(Figure record extracts)
------------------------------------
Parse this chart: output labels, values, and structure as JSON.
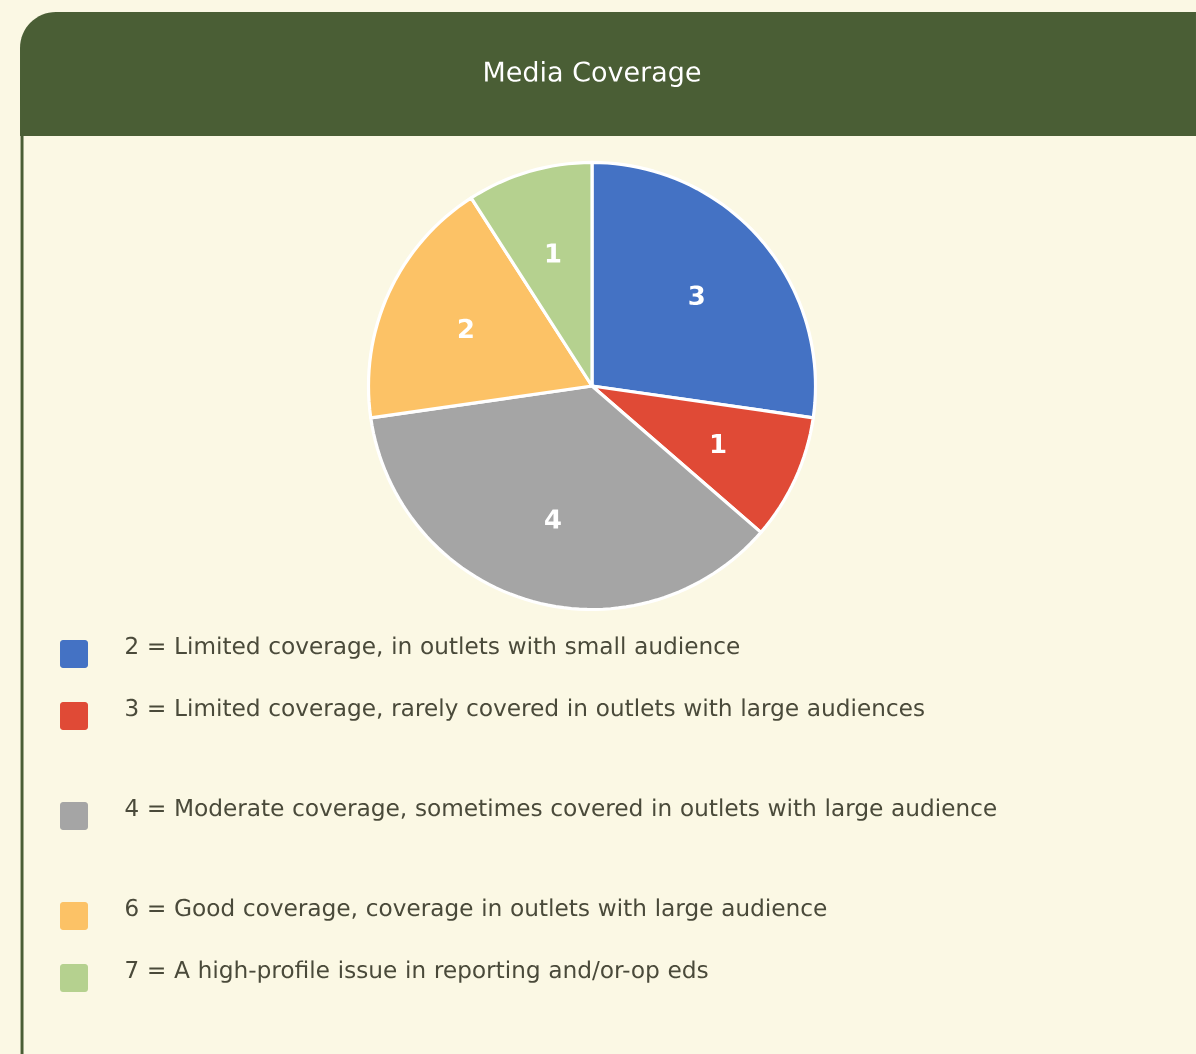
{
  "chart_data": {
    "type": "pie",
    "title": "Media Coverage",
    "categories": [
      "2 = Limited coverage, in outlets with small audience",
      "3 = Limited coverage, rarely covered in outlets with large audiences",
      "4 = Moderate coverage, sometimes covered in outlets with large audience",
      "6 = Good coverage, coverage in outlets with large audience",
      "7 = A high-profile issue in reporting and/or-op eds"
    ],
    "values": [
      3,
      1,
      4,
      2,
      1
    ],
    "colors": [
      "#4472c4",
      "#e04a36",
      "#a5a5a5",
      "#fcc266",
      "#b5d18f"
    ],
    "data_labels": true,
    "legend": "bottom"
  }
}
------------------------------------
* [To be done]: Return all of the entries word for word, but omit the pictures.

* [Full answer]:
Parse this chart: output labels, values, and structure as JSON.
{
  "chart_data": {
    "type": "pie",
    "title": "Media Coverage",
    "categories": [
      "2 = Limited coverage, in outlets with small audience",
      "3 = Limited coverage, rarely covered in outlets with large audiences",
      "4 = Moderate coverage, sometimes covered in outlets with large audience",
      "6 = Good coverage, coverage in outlets with large audience",
      "7 = A high-profile issue in reporting and/or-op eds"
    ],
    "values": [
      3,
      1,
      4,
      2,
      1
    ],
    "colors": [
      "#4472c4",
      "#e04a36",
      "#a5a5a5",
      "#fcc266",
      "#b5d18f"
    ],
    "data_labels": true,
    "legend": "bottom"
  }
}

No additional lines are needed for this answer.